Aim of the task:
Will you output the entries below exactly, skipping every image they contain?

Provided information:
++++++++

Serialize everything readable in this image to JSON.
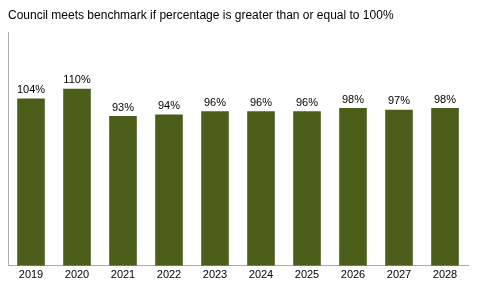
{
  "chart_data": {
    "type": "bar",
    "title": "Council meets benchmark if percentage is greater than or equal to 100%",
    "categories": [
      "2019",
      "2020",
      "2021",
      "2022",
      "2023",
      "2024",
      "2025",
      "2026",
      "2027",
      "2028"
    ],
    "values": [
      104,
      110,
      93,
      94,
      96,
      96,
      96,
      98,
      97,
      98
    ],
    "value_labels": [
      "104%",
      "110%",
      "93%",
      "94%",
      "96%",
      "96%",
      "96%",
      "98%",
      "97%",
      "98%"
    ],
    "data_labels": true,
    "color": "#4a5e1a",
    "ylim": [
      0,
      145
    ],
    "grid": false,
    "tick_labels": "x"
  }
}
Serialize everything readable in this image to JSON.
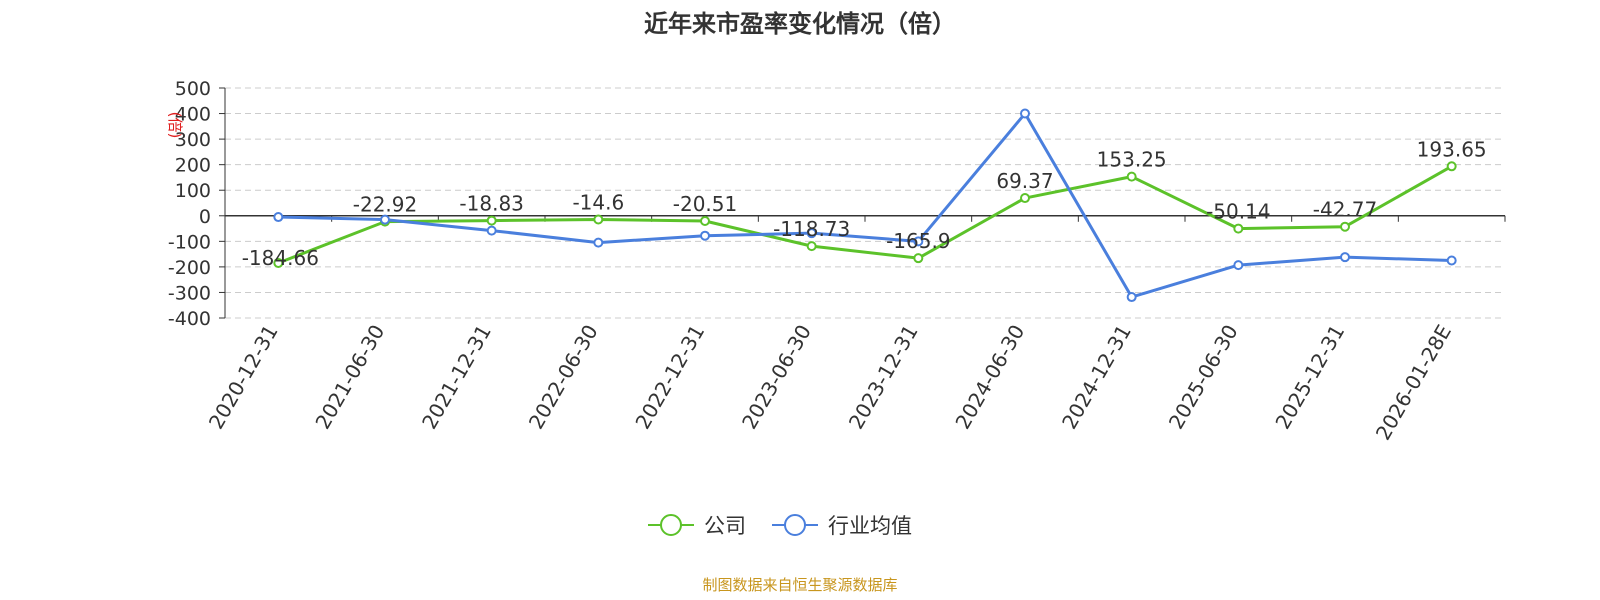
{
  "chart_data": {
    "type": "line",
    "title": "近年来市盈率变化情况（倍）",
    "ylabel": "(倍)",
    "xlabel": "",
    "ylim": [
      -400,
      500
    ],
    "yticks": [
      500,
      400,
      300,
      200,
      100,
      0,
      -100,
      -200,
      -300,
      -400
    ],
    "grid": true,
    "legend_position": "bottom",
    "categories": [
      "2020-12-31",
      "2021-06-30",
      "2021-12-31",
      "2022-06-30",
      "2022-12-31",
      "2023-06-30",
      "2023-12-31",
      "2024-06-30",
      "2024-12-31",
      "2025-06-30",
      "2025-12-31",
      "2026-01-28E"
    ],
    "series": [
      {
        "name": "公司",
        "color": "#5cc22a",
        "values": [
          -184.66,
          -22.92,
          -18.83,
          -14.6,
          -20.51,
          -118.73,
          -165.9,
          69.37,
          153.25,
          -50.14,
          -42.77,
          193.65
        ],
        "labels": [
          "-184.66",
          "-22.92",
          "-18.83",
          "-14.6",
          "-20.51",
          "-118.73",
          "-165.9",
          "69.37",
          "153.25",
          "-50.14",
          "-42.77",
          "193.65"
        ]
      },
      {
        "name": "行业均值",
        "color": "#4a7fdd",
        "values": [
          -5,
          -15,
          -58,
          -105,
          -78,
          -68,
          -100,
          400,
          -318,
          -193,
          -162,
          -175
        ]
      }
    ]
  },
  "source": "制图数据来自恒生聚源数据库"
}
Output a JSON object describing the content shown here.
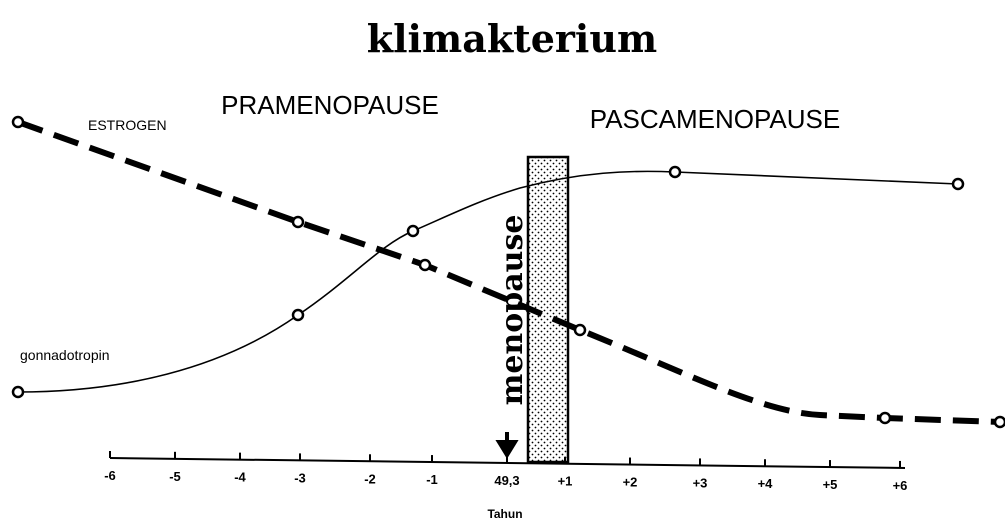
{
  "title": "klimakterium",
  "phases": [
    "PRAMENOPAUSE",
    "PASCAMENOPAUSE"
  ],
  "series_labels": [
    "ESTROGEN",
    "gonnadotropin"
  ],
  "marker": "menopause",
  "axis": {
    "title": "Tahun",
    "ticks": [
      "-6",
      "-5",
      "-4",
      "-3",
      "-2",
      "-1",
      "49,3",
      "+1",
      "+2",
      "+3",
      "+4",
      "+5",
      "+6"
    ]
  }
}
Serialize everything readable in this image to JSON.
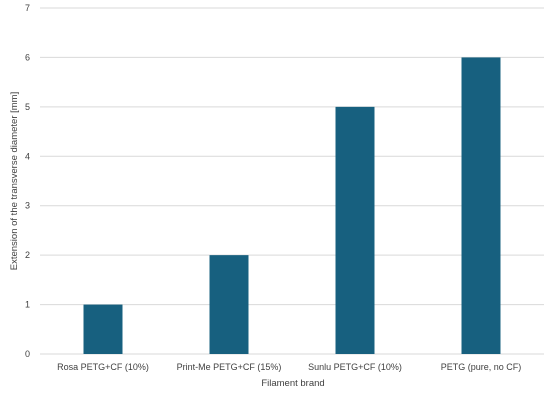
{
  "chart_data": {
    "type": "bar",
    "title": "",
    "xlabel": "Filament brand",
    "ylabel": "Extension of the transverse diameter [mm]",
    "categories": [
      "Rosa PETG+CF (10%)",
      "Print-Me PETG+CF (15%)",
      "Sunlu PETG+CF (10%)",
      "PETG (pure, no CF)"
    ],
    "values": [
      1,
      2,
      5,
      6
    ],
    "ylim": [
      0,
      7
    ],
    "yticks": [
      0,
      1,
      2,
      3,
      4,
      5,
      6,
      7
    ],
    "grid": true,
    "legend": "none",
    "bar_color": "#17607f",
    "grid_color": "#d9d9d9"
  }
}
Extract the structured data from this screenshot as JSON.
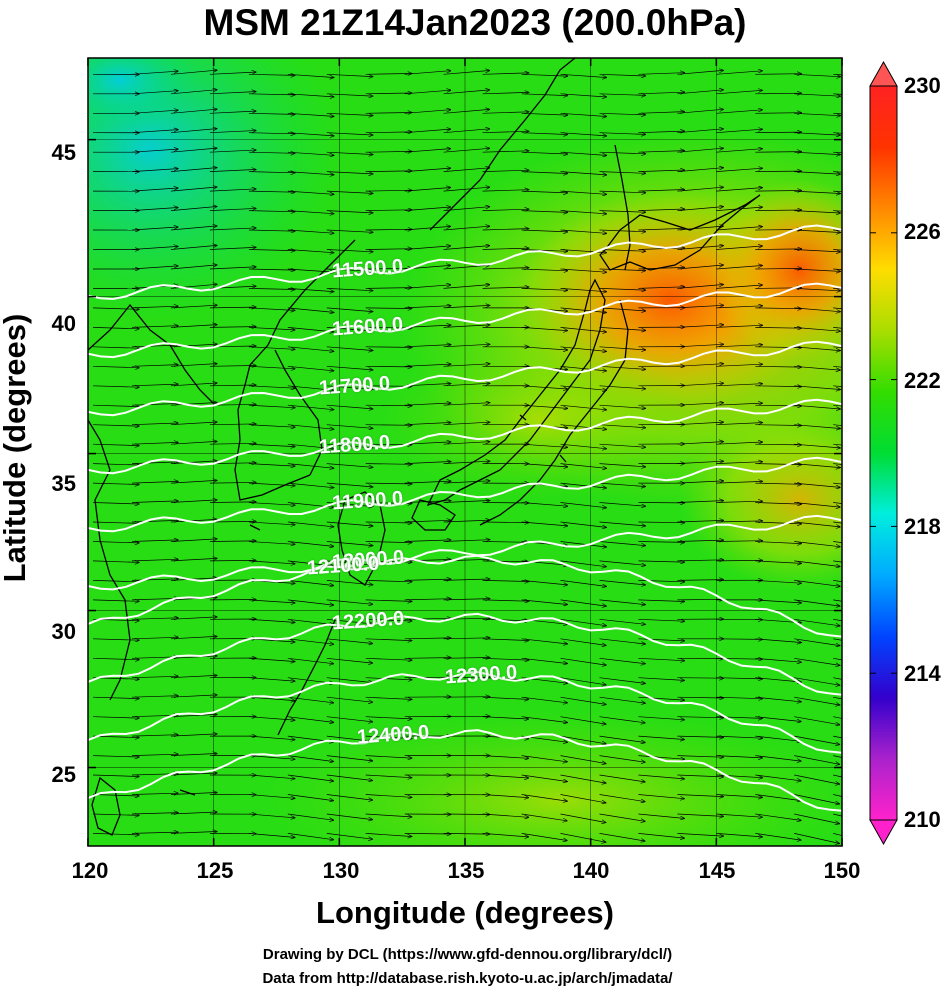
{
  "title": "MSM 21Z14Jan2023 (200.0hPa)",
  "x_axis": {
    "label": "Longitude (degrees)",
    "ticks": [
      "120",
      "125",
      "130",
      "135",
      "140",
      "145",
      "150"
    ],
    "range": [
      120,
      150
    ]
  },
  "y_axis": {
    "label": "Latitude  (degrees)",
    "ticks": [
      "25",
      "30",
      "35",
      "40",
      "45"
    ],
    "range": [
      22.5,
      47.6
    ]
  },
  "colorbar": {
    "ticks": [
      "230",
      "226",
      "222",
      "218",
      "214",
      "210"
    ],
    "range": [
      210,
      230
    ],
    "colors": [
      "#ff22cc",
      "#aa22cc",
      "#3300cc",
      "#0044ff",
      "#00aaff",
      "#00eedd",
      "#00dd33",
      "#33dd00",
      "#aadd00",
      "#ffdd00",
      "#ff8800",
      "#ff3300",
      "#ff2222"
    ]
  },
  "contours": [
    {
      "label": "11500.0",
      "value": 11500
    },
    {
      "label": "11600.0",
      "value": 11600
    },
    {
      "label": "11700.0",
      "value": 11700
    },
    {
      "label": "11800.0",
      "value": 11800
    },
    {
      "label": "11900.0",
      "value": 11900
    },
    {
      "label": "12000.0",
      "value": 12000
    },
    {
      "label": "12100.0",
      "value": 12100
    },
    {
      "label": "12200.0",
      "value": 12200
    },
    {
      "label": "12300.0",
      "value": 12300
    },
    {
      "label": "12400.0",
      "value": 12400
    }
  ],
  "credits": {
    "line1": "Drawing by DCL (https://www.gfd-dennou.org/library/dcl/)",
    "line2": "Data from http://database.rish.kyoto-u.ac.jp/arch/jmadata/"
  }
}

++++++++

Finished task:
Serialize everything readable in this image to JSON.
{
  "chart_data": {
    "type": "bar",
    "title": "Council meets benchmark if percentage is greater than or equal to 100%",
    "categories": [
      "2019",
      "2020",
      "2021",
      "2022",
      "2023",
      "2024",
      "2025",
      "2026",
      "2027",
      "2028"
    ],
    "values": [
      104,
      110,
      93,
      94,
      96,
      96,
      96,
      98,
      97,
      98
    ],
    "value_labels": [
      "104%",
      "110%",
      "93%",
      "94%",
      "96%",
      "96%",
      "96%",
      "98%",
      "97%",
      "98%"
    ],
    "data_labels": true,
    "color": "#4a5e1a",
    "ylim": [
      0,
      145
    ],
    "grid": false,
    "tick_labels": "x"
  }
}
Serialize everything readable in this image to JSON.
{
  "chart_data": {
    "type": "line",
    "title": "近年来市盈率变化情况（倍）",
    "ylabel": "(倍)",
    "xlabel": "",
    "ylim": [
      -400,
      500
    ],
    "yticks": [
      500,
      400,
      300,
      200,
      100,
      0,
      -100,
      -200,
      -300,
      -400
    ],
    "grid": true,
    "legend_position": "bottom",
    "categories": [
      "2020-12-31",
      "2021-06-30",
      "2021-12-31",
      "2022-06-30",
      "2022-12-31",
      "2023-06-30",
      "2023-12-31",
      "2024-06-30",
      "2024-12-31",
      "2025-06-30",
      "2025-12-31",
      "2026-01-28E"
    ],
    "series": [
      {
        "name": "公司",
        "color": "#5cc22a",
        "values": [
          -184.66,
          -22.92,
          -18.83,
          -14.6,
          -20.51,
          -118.73,
          -165.9,
          69.37,
          153.25,
          -50.14,
          -42.77,
          193.65
        ],
        "labels": [
          "-184.66",
          "-22.92",
          "-18.83",
          "-14.6",
          "-20.51",
          "-118.73",
          "-165.9",
          "69.37",
          "153.25",
          "-50.14",
          "-42.77",
          "193.65"
        ]
      },
      {
        "name": "行业均值",
        "color": "#4a7fdd",
        "values": [
          -5,
          -15,
          -58,
          -105,
          -78,
          -68,
          -100,
          400,
          -318,
          -193,
          -162,
          -175
        ]
      }
    ]
  },
  "source": "制图数据来自恒生聚源数据库"
}
Output a JSON object describing the content shown here.
{
  "title": "klimakterium",
  "phases": [
    "PRAMENOPAUSE",
    "PASCAMENOPAUSE"
  ],
  "series_labels": [
    "ESTROGEN",
    "gonnadotropin"
  ],
  "marker": "menopause",
  "axis": {
    "title": "Tahun",
    "ticks": [
      "-6",
      "-5",
      "-4",
      "-3",
      "-2",
      "-1",
      "49,3",
      "+1",
      "+2",
      "+3",
      "+4",
      "+5",
      "+6"
    ]
  }
}
Serialize everything readable in this image to JSON.
{
  "chart_data": {
    "type": "bar",
    "title": "",
    "xlabel": "Filament brand",
    "ylabel": "Extension of the transverse diameter [mm]",
    "categories": [
      "Rosa PETG+CF (10%)",
      "Print-Me PETG+CF (15%)",
      "Sunlu PETG+CF (10%)",
      "PETG (pure, no CF)"
    ],
    "values": [
      1,
      2,
      5,
      6
    ],
    "ylim": [
      0,
      7
    ],
    "yticks": [
      0,
      1,
      2,
      3,
      4,
      5,
      6,
      7
    ],
    "grid": true,
    "legend": "none",
    "bar_color": "#17607f",
    "grid_color": "#d9d9d9"
  }
}
Extract the structured data from this screenshot as JSON.
{
  "title": "MSM 21Z14Jan2023 (200.0hPa)",
  "x_axis": {
    "label": "Longitude (degrees)",
    "ticks": [
      "120",
      "125",
      "130",
      "135",
      "140",
      "145",
      "150"
    ],
    "range": [
      120,
      150
    ]
  },
  "y_axis": {
    "label": "Latitude  (degrees)",
    "ticks": [
      "25",
      "30",
      "35",
      "40",
      "45"
    ],
    "range": [
      22.5,
      47.6
    ]
  },
  "colorbar": {
    "ticks": [
      "230",
      "226",
      "222",
      "218",
      "214",
      "210"
    ],
    "range": [
      210,
      230
    ],
    "colors": [
      "#ff22cc",
      "#aa22cc",
      "#3300cc",
      "#0044ff",
      "#00aaff",
      "#00eedd",
      "#00dd33",
      "#33dd00",
      "#aadd00",
      "#ffdd00",
      "#ff8800",
      "#ff3300",
      "#ff2222"
    ]
  },
  "contours": [
    {
      "label": "11500.0",
      "value": 11500
    },
    {
      "label": "11600.0",
      "value": 11600
    },
    {
      "label": "11700.0",
      "value": 11700
    },
    {
      "label": "11800.0",
      "value": 11800
    },
    {
      "label": "11900.0",
      "value": 11900
    },
    {
      "label": "12000.0",
      "value": 12000
    },
    {
      "label": "12100.0",
      "value": 12100
    },
    {
      "label": "12200.0",
      "value": 12200
    },
    {
      "label": "12300.0",
      "value": 12300
    },
    {
      "label": "12400.0",
      "value": 12400
    }
  ],
  "credits": {
    "line1": "Drawing by DCL (https://www.gfd-dennou.org/library/dcl/)",
    "line2": "Data from http://database.rish.kyoto-u.ac.jp/arch/jmadata/"
  }
}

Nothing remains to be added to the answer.